Exercise
Identify the lines holding "precisar" and copy them.

Records shown

=====

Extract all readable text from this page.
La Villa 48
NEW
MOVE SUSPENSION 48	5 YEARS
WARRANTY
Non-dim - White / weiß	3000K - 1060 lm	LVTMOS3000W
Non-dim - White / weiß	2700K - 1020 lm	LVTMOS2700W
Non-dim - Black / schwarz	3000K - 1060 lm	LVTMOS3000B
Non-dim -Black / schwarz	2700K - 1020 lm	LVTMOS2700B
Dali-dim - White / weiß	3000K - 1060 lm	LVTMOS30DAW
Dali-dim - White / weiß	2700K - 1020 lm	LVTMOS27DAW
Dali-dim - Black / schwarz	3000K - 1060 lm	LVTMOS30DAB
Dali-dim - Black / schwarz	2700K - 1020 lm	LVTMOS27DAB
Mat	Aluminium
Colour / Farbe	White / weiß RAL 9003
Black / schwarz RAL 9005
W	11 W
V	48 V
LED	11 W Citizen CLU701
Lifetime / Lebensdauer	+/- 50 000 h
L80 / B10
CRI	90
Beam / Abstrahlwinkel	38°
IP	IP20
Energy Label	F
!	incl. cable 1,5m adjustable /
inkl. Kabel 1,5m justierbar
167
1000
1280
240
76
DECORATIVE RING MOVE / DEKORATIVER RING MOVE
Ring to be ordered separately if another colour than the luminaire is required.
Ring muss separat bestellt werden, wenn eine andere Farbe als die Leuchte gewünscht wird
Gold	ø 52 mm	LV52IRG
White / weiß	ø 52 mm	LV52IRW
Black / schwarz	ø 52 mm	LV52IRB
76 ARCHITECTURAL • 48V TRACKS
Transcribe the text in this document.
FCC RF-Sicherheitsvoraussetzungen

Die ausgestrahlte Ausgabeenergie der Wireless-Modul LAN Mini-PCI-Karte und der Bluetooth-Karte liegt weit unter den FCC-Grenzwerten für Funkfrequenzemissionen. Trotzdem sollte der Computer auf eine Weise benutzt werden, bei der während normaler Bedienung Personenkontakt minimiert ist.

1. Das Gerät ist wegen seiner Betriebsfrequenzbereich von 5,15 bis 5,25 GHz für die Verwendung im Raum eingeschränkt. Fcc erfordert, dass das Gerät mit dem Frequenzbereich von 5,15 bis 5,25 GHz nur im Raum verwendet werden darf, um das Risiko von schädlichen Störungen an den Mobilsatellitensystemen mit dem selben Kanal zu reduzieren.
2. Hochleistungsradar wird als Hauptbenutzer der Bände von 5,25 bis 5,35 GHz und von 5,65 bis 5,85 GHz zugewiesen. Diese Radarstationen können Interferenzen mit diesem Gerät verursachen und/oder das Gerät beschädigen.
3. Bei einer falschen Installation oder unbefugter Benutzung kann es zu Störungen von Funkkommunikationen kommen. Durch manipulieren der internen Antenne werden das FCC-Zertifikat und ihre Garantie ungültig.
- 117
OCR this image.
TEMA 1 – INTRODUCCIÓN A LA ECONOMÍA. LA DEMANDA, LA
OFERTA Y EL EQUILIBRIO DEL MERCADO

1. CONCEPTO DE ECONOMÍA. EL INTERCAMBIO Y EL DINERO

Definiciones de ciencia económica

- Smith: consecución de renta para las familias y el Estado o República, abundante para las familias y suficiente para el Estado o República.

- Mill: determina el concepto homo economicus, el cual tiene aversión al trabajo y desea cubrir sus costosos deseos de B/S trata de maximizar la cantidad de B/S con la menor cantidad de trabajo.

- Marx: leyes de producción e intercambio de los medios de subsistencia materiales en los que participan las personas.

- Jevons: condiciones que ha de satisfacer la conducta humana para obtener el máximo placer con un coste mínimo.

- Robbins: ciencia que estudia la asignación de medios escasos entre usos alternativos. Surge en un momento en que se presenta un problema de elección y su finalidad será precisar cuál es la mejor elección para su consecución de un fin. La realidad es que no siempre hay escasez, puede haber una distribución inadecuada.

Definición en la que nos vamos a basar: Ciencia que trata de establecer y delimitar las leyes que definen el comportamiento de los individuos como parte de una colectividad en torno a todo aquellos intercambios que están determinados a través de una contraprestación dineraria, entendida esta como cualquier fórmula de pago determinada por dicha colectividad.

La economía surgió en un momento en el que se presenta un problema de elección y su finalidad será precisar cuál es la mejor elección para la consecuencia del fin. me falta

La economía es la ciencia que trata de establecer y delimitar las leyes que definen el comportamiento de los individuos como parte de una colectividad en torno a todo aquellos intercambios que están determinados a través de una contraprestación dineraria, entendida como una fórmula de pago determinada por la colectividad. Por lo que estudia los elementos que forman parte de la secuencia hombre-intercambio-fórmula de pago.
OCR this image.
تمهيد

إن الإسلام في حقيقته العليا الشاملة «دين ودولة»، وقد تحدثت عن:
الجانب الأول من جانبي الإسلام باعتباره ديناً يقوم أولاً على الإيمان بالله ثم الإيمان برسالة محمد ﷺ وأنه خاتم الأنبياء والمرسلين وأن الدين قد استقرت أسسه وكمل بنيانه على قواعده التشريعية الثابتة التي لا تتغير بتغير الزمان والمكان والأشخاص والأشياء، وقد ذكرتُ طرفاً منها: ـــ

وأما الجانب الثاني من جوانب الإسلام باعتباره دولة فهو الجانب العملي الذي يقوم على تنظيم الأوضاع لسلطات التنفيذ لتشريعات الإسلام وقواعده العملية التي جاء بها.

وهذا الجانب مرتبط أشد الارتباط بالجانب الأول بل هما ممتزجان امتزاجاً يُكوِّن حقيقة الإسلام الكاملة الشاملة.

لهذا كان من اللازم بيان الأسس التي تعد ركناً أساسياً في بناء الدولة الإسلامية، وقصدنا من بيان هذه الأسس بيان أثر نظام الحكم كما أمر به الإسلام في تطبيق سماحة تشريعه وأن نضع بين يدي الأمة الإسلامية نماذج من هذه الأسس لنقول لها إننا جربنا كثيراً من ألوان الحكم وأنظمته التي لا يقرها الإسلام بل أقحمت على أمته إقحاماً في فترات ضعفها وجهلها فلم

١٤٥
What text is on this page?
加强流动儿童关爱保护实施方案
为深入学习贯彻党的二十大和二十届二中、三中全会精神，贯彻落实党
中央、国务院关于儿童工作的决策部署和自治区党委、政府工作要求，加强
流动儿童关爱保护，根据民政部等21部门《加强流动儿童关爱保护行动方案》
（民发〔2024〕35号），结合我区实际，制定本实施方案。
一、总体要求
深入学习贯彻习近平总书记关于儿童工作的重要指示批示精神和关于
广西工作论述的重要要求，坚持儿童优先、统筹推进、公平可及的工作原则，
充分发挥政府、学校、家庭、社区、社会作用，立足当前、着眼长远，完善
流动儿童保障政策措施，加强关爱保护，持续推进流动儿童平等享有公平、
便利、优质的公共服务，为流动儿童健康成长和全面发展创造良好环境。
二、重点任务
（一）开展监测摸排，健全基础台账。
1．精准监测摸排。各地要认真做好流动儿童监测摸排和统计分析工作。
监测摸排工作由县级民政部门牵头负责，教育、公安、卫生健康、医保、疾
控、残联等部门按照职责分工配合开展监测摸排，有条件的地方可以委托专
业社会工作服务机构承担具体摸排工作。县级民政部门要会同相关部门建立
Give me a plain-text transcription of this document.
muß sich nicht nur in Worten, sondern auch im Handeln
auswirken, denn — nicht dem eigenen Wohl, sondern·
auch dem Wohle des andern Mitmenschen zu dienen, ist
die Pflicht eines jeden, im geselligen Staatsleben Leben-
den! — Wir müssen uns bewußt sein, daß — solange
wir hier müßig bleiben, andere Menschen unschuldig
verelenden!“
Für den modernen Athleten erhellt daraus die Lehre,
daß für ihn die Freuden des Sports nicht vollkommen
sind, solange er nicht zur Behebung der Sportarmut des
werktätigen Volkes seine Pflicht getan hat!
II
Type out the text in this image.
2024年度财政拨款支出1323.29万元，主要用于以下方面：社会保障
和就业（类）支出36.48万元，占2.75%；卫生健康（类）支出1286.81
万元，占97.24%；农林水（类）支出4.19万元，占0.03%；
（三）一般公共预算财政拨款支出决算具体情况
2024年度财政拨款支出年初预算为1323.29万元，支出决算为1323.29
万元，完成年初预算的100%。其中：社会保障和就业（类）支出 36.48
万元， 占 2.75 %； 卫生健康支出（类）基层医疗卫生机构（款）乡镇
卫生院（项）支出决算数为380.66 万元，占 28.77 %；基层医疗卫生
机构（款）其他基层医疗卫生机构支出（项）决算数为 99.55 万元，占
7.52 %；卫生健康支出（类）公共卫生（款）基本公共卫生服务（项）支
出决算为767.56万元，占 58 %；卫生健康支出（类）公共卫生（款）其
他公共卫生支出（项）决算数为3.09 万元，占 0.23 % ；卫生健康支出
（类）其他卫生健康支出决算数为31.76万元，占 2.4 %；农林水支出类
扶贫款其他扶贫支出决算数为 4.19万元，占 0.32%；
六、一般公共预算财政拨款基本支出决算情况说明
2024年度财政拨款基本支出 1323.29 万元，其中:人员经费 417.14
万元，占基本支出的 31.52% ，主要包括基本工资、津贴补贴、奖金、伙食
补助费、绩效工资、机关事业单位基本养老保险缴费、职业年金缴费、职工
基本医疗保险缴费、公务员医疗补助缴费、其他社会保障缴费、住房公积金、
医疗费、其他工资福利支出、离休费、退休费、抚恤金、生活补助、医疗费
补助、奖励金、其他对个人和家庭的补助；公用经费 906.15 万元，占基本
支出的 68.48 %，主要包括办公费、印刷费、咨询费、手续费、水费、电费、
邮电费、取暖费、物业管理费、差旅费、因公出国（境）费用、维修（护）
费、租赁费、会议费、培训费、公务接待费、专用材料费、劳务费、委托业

=====

Solution to this problem
- Robbins: ciencia que estudia la asignación de medios escasos entre usos alternativos. Surge en un momento en que se presenta un problema de elección y su finalidad será precisar cuál es la mejor elección para su consecución de un fin. La realidad es que no siempre hay escasez, puede haber una distribución inadecuada.
La economía surgió en un momento en el que se presenta un problema de elección y su finalidad será precisar cuál es la mejor elección para la consecuencia del fin. me falta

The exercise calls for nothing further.